_Activity_:
All lines below containing "image" are to be listed.

• • • • • • •

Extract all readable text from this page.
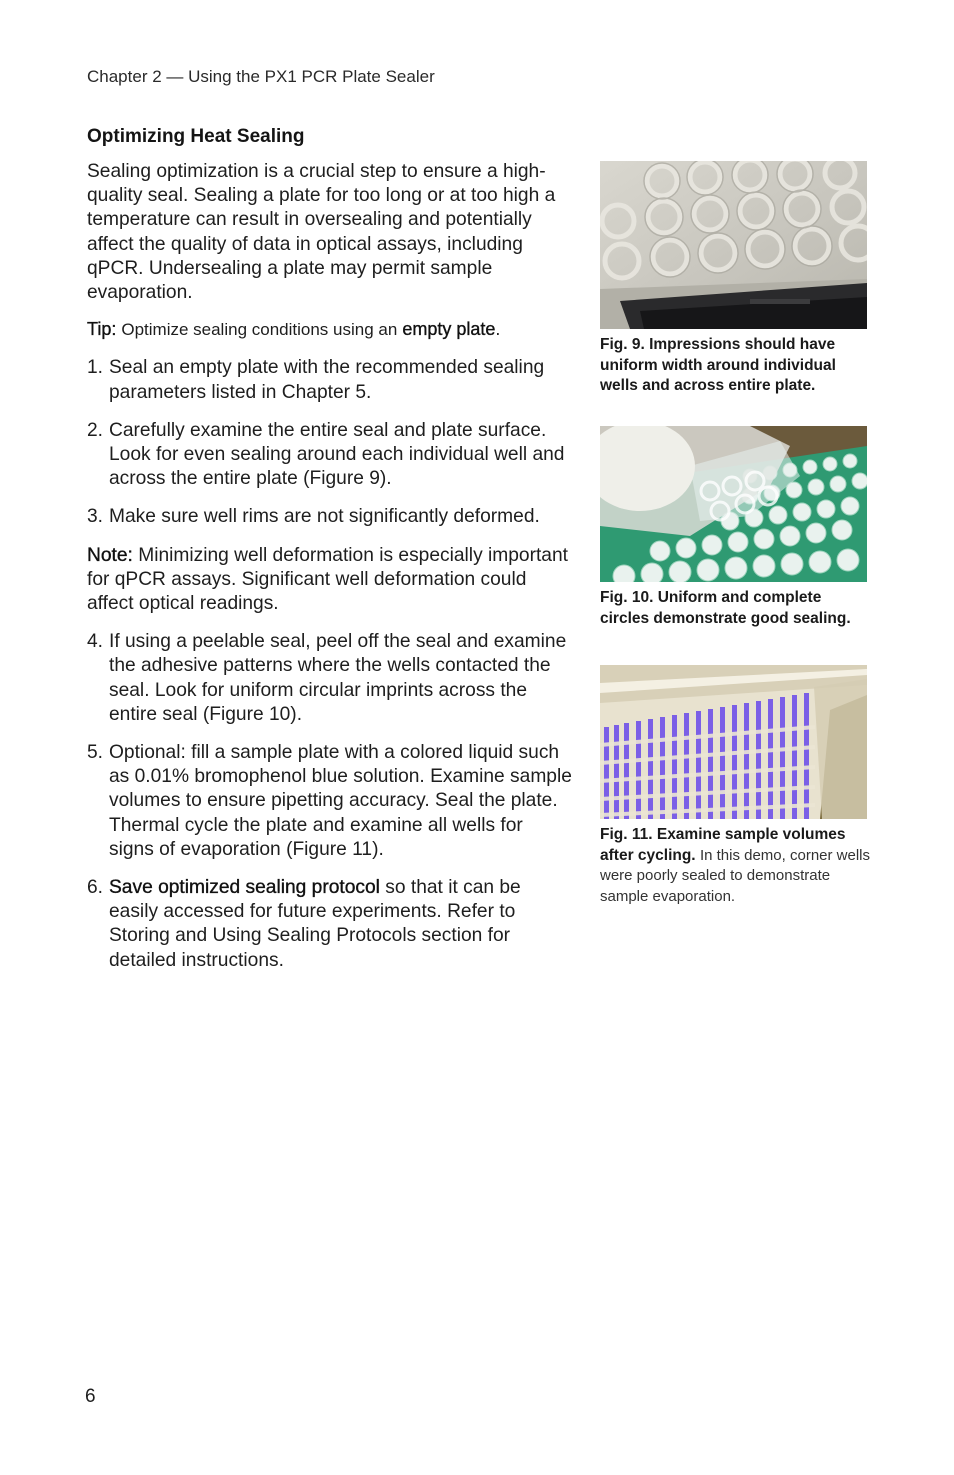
Chapter 2 — Using the PX1 PCR Plate Sealer
Optimizing Heat Sealing

Sealing optimization is a crucial step to ensure a high-quality seal. Sealing a plate for too long or at too high a temperature can result in oversealing and potentially affect the quality of data in optical assays, including qPCR. Undersealing a plate may permit sample evaporation.

Tip: Optimize sealing conditions using an empty plate.

1. Seal an empty plate with the recommended sealing parameters listed in Chapter 5.

2. Carefully examine the entire seal and plate surface. Look for even sealing around each individual well and across the entire plate (Figure 9).

3. Make sure well rims are not significantly deformed.

Note: Minimizing well deformation is especially important for qPCR assays. Significant well deformation could affect optical readings.

4. If using a peelable seal, peel off the seal and examine the adhesive patterns where the wells contacted the seal. Look for uniform circular imprints across the entire seal (Figure 10).

5. Optional: fill a sample plate with a colored liquid such as 0.01% bromophenol blue solution. Examine sample volumes to ensure pipetting accuracy. Seal the plate. Thermal cycle the plate and examine all wells for signs of evaporation (Figure 11).

6. Save optimized sealing protocol so that it can be easily accessed for future experiments. Refer to Storing and Using Sealing Protocols section for detailed instructions.

Fig. 9. Impressions should have uniform width around individual wells and across entire plate.
Fig. 10. Uniform and complete circles demonstrate good sealing.
Fig. 11. Examine sample volumes after cycling. In this demo, corner wells were poorly sealed to demonstrate sample evaporation.
6
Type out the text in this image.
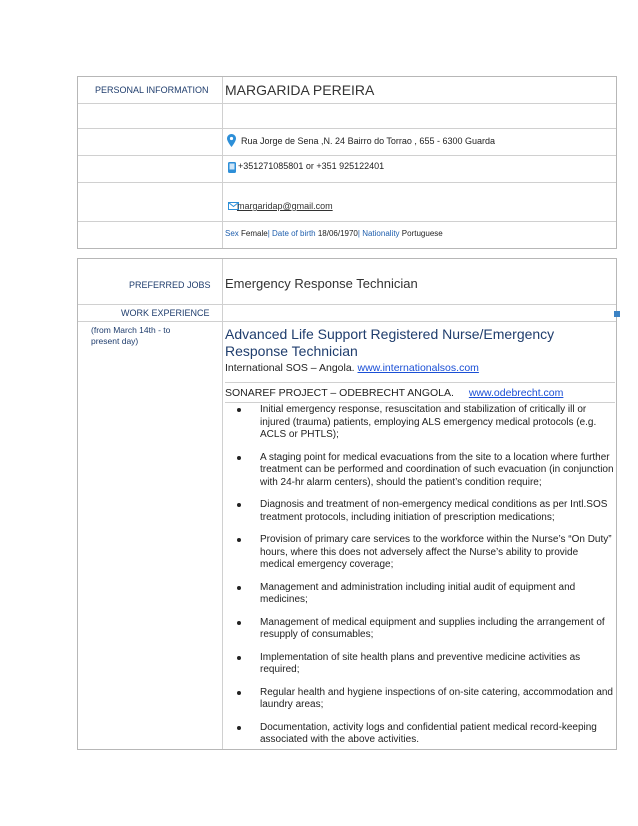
PERSONAL INFORMATION MARGARIDA PEREIRA
Rua Jorge de Sena ,N. 24 Bairro do Torrao , 655 - 6300 Guarda
+351271085801 or +351 925122401
margaridap@gmail.com
Sex Female| Date of birth 18/06/1970| Nationality Portuguese
PREFERRED JOBS Emergency Response Technician
WORK EXPERIENCE
(from March 14th - to present day)	Advanced Life Support Registered Nurse/Emergency Response Technician
International SOS – Angola. www.internationalsos.com
SONAREF PROJECT – ODEBRECHT ANGOLA. www.odebrecht.com
Initial emergency response, resuscitation and stabilization of critically ill or injured (trauma) patients, employing ALS emergency medical protocols (e.g. ACLS or PHTLS);
A staging point for medical evacuations from the site to a location where further treatment can be performed and coordination of such evacuation (in conjunction with 24-hr alarm centers), should the patient’s condition require;
Diagnosis and treatment of non-emergency medical conditions as per Intl.SOS treatment protocols, including initiation of prescription medications;
Provision of primary care services to the workforce within the Nurse’s “On Duty” hours, where this does not adversely affect the Nurse’s ability to provide medical emergency coverage;
Management and administration including initial audit of equipment and medicines;
Management of medical equipment and supplies including the arrangement of resupply of consumables;
Implementation of site health plans and preventive medicine activities as required;
Regular health and hygiene inspections of on-site catering, accommodation and laundry areas;
Documentation, activity logs and confidential patient medical record-keeping associated with the above activities.
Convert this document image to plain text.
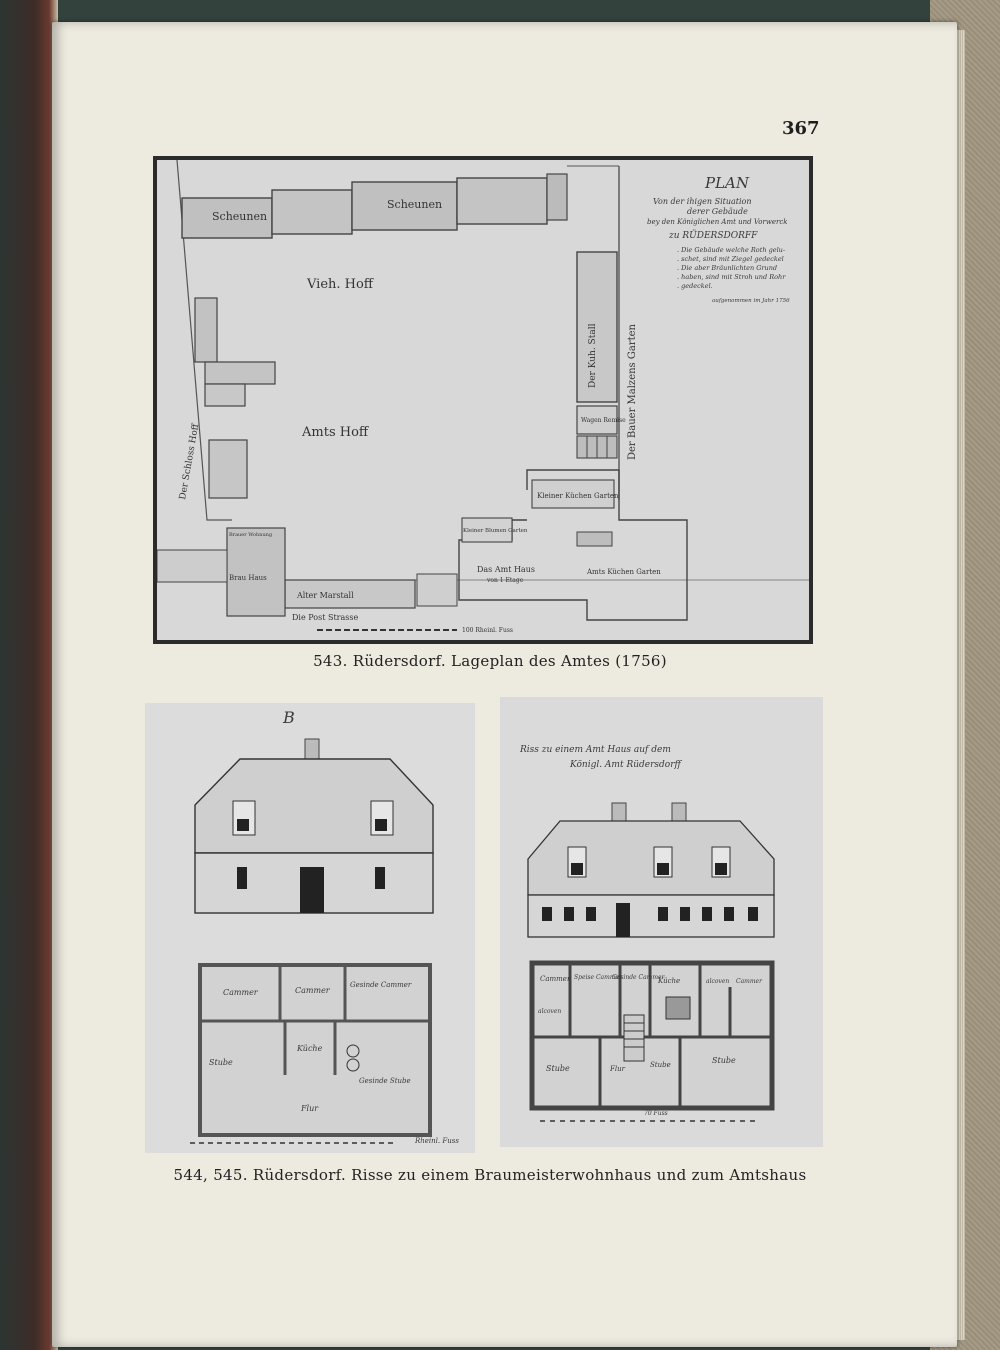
367
Scheunen
Scheunen
Der Kuh. Stall
Wagen Remise
Der Schloss Hoff
Vieh. Hoff
Amts Hoff	Der Bauer Malzens Garten
PLAN
Von der ihigen Situation
derer Gebäude
bey den Königlichen Amt und Vorwerck
zu RÜDERSDORFF
. Die Gebäude welche Roth gelu-
. schet, sind mit Ziegel gedeckel
. Die aber Bräunlichten Grund
. haben, sind mit Stroh und Rohr
. gedeckel.
aufgenommen im Jahr 1756
Kleiner Küchen Garten
Kleiner Blumen Garten
Das Amt Haus
von 1 Etage
Amts Küchen Garten
Alter Marstall
Brau Haus
Brauer Wohnung
Die Post Strasse
100 Rheinl. Fuss
543. Rüdersdorf. Lageplan des Amtes (1756)
B
Cammer	Cammer
Gesinde Cammer
Küche
Stube
Gesinde Stube
Flur
Rheinl. Fuss
Riss zu einem Amt Haus auf dem
Königl. Amt Rüdersdorff
Cammer Speise Cammer
Gesinde Cammer
Küche	alcoven Cammer
alcoven
Stube	Flur	Stube	Stube
70 Fuss
544, 545. Rüdersdorf. Risse zu einem Braumeisterwohnhaus und zum Amtshaus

• • • • • • •

_Result_:
Type out the text in this image.
Convert this document image to plain text.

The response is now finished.